=== DATASET ROWS ===

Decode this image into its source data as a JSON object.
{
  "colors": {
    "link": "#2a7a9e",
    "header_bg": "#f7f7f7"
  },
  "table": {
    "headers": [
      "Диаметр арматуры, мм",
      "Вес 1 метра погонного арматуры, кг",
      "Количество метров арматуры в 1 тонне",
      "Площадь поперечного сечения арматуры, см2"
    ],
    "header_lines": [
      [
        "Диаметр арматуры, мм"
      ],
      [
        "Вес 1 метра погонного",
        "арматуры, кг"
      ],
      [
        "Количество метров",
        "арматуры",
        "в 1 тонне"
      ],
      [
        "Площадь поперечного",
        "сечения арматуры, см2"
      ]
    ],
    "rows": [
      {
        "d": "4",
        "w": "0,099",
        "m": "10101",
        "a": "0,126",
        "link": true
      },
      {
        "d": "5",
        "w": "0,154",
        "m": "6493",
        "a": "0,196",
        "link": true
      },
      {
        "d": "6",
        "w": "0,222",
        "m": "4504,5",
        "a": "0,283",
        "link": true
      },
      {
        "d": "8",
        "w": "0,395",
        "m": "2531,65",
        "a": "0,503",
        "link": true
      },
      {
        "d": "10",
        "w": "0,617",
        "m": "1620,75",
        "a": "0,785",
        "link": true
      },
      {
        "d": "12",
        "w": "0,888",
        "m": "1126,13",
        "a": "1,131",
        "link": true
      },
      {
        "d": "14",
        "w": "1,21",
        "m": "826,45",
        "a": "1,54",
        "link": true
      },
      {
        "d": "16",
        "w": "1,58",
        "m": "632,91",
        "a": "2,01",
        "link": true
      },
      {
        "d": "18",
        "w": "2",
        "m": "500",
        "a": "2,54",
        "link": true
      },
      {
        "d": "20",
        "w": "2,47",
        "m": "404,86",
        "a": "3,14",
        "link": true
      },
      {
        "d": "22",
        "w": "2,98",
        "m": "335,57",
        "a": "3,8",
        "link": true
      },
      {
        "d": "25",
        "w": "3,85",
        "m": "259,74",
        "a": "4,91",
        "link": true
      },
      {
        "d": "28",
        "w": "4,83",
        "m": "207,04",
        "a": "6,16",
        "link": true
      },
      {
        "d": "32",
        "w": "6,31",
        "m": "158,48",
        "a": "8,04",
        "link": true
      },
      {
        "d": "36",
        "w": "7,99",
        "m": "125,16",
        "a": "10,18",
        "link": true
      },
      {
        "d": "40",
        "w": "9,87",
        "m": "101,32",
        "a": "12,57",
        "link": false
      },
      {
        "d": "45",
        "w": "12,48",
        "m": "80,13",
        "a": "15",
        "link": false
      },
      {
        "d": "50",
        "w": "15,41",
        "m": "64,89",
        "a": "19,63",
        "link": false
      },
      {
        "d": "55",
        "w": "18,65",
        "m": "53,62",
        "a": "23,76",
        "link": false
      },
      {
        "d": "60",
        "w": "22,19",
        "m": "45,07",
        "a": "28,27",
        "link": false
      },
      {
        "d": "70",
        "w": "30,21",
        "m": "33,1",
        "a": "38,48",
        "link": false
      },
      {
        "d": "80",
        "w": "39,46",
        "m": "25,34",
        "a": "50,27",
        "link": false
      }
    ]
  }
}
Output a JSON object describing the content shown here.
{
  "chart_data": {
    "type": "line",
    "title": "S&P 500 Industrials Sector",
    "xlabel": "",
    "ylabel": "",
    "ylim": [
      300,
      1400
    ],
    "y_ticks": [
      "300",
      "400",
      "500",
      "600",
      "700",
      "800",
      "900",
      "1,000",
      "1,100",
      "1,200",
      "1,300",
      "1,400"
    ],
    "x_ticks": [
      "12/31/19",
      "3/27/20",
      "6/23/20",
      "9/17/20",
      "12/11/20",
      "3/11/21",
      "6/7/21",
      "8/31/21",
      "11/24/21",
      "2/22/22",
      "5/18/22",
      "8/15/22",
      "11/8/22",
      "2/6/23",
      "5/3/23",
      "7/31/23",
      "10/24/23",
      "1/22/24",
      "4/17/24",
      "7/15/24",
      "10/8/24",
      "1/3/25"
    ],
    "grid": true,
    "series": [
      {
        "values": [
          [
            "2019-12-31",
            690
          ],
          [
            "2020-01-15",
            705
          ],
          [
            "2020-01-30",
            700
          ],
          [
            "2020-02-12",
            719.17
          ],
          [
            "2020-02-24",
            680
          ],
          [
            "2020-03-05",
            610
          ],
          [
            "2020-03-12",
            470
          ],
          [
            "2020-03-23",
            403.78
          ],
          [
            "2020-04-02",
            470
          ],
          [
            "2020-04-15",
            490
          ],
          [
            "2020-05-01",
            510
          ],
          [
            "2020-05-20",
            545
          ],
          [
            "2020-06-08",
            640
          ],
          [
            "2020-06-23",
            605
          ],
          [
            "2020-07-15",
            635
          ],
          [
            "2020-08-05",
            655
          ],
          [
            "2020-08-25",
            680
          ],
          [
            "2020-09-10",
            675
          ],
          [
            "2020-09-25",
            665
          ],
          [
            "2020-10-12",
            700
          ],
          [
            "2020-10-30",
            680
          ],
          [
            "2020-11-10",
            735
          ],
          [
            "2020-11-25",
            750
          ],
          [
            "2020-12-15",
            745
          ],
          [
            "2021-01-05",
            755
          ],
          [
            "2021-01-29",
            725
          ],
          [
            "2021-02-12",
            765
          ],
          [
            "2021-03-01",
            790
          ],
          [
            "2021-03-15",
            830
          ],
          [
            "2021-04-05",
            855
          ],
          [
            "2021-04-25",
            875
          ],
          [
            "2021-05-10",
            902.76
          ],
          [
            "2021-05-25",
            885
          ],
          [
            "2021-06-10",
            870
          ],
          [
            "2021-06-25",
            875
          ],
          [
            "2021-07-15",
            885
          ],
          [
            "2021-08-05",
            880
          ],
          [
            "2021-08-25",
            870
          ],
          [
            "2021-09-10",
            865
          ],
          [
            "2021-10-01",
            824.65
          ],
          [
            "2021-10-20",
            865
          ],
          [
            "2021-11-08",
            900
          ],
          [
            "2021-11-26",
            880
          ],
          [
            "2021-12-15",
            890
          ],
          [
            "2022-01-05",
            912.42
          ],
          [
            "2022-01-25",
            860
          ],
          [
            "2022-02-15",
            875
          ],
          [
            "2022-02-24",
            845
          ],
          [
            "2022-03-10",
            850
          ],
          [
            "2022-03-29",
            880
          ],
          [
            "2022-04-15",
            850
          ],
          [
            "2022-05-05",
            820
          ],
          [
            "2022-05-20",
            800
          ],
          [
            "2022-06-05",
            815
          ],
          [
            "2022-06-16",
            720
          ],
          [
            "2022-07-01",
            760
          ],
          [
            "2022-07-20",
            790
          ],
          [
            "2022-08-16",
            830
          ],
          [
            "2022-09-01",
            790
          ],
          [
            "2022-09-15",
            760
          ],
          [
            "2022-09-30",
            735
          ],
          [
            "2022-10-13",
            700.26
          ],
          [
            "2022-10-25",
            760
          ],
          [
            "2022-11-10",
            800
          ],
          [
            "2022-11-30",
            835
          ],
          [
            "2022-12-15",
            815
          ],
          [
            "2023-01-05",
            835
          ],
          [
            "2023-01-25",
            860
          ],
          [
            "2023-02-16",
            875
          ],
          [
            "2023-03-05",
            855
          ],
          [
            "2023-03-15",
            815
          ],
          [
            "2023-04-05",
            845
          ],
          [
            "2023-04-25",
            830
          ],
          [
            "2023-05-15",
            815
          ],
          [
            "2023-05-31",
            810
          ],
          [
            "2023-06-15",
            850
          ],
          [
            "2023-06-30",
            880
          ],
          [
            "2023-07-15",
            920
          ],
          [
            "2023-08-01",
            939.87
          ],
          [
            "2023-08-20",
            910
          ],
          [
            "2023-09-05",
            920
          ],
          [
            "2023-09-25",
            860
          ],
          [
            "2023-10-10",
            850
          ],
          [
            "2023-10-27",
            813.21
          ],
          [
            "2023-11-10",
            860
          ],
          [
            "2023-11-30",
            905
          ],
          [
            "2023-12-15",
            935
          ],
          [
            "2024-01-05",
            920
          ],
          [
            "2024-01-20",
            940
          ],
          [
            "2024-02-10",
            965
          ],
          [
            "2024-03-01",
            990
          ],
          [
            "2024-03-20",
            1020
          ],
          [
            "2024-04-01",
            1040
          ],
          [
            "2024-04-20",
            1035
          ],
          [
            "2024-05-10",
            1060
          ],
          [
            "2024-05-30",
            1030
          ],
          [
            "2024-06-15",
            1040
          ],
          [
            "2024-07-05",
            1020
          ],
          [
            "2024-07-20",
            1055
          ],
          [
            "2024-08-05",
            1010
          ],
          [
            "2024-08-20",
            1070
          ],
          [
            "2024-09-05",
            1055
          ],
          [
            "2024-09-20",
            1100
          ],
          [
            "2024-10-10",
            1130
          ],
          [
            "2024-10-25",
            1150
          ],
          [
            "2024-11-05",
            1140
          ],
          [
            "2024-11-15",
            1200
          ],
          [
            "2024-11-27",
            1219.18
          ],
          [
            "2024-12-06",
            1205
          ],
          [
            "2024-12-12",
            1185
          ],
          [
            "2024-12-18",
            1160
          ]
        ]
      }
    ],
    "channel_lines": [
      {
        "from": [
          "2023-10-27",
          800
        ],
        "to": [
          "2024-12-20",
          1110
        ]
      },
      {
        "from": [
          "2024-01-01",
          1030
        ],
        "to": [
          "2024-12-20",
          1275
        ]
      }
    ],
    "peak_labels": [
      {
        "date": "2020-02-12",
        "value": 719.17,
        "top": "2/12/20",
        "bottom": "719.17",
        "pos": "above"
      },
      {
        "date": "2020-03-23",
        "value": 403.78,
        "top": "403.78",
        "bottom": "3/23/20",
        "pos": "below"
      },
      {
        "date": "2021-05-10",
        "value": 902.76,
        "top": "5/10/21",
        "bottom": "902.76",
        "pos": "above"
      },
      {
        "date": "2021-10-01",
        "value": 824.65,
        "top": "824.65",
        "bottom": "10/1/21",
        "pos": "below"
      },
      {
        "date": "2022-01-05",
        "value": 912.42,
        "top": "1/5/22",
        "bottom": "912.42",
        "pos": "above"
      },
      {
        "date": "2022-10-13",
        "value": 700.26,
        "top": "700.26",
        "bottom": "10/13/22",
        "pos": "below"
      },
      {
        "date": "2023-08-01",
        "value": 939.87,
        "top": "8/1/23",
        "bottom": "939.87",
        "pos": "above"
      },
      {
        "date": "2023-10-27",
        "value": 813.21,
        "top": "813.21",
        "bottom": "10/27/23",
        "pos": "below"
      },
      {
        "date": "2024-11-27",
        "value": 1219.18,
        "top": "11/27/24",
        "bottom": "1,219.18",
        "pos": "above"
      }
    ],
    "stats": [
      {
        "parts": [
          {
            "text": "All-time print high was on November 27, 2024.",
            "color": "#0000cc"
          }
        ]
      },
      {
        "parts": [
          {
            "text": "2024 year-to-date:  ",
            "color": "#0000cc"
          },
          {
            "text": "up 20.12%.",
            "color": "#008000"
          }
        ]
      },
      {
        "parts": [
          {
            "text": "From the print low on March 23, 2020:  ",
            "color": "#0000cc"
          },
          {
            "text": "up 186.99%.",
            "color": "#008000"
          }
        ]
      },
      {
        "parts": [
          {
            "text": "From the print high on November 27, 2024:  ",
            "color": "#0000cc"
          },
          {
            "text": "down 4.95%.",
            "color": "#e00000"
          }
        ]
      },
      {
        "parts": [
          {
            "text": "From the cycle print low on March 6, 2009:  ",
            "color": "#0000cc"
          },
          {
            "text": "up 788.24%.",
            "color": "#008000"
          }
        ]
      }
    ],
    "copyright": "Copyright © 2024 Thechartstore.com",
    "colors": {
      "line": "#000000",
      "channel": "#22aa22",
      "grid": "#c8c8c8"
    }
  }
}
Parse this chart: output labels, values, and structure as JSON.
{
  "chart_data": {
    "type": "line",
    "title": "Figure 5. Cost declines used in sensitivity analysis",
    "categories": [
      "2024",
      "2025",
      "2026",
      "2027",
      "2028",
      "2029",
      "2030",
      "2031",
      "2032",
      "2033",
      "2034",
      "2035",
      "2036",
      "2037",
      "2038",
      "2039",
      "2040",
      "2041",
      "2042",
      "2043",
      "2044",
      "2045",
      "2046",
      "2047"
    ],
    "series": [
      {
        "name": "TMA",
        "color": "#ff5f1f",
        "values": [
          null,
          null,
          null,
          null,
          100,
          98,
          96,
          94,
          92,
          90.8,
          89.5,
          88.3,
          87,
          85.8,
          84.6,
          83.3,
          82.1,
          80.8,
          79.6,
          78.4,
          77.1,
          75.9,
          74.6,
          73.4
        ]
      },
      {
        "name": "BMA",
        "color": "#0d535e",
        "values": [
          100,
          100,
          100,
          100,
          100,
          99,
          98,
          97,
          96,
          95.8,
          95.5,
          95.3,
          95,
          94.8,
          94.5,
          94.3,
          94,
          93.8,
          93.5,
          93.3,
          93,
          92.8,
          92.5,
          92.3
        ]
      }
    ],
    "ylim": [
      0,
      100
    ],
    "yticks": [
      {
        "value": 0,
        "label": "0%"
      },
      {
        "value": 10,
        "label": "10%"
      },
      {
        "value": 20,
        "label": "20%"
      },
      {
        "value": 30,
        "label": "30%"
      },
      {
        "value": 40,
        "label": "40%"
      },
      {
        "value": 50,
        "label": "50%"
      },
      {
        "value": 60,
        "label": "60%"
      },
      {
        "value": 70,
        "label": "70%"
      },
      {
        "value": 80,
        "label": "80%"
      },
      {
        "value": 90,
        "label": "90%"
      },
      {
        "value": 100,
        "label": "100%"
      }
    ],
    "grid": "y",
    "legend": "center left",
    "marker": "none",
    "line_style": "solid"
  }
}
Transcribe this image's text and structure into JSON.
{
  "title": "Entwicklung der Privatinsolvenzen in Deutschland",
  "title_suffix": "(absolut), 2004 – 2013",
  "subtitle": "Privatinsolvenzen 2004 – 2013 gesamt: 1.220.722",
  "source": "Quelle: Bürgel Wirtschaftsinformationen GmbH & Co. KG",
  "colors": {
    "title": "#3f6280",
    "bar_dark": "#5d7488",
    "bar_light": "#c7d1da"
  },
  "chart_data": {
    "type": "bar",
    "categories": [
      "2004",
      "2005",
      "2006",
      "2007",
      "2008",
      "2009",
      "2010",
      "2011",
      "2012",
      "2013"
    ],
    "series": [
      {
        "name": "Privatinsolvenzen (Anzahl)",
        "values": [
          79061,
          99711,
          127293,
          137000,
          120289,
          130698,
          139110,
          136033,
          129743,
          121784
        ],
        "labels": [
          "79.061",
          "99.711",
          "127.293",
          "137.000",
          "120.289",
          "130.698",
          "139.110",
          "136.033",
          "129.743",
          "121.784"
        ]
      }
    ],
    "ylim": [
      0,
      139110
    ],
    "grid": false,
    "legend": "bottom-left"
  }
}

===

WHAT THE TASK ASKS – Tally the lines of the data that hold the string "date". Answer with the number and nothing more.

SOLUTION FOR THIS TASK – 10